## WHAT IS EXPECTED
Would you extract the whole listing below and retype it exactly?

[Excerpt from a dataset]
◆ ◆ ◆
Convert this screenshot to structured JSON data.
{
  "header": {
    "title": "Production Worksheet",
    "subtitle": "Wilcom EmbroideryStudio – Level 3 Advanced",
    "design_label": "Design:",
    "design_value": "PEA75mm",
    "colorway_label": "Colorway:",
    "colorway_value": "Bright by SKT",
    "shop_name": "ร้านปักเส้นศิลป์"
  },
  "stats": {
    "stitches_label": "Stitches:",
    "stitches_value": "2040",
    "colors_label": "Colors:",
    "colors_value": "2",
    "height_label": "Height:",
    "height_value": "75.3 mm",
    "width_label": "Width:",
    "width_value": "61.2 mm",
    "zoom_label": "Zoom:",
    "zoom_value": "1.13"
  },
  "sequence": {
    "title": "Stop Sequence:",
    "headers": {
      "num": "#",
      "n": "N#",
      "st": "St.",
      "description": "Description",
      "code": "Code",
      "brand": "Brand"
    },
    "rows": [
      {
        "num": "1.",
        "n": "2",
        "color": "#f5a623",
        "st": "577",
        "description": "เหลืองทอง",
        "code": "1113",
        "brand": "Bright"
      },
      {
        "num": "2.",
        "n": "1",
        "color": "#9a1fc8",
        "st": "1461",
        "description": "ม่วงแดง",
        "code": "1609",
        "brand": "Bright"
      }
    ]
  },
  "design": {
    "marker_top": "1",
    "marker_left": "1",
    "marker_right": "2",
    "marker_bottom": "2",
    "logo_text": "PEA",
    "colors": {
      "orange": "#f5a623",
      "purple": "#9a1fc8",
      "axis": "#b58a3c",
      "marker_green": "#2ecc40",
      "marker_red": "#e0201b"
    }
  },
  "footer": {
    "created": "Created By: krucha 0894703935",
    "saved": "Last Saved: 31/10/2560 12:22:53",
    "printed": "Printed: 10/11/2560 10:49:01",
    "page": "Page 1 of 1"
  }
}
◆ ◆ ◆
## CORRECT OUTPUT
Convert this screenshot to structured JSON data.
{
  "header": {
    "title": "Production Worksheet",
    "subtitle": "Wilcom EmbroideryStudio – Level 3 Advanced",
    "design_label": "Design:",
    "design_value": "PEA75mm",
    "colorway_label": "Colorway:",
    "colorway_value": "Bright by SKT",
    "shop_name": "ร้านปักเส้นศิลป์"
  },
  "stats": {
    "stitches_label": "Stitches:",
    "stitches_value": "2040",
    "colors_label": "Colors:",
    "colors_value": "2",
    "height_label": "Height:",
    "height_value": "75.3 mm",
    "width_label": "Width:",
    "width_value": "61.2 mm",
    "zoom_label": "Zoom:",
    "zoom_value": "1.13"
  },
  "sequence": {
    "title": "Stop Sequence:",
    "headers": {
      "num": "#",
      "n": "N#",
      "st": "St.",
      "description": "Description",
      "code": "Code",
      "brand": "Brand"
    },
    "rows": [
      {
        "num": "1.",
        "n": "2",
        "color": "#f5a623",
        "st": "577",
        "description": "เหลืองทอง",
        "code": "1113",
        "brand": "Bright"
      },
      {
        "num": "2.",
        "n": "1",
        "color": "#9a1fc8",
        "st": "1461",
        "description": "ม่วงแดง",
        "code": "1609",
        "brand": "Bright"
      }
    ]
  },
  "design": {
    "marker_top": "1",
    "marker_left": "1",
    "marker_right": "2",
    "marker_bottom": "2",
    "logo_text": "PEA",
    "colors": {
      "orange": "#f5a623",
      "purple": "#9a1fc8",
      "axis": "#b58a3c",
      "marker_green": "#2ecc40",
      "marker_red": "#e0201b"
    }
  },
  "footer": {
    "created": "Created By: krucha 0894703935",
    "saved": "Last Saved: 31/10/2560 12:22:53",
    "printed": "Printed: 10/11/2560 10:49:01",
    "page": "Page 1 of 1"
  }
}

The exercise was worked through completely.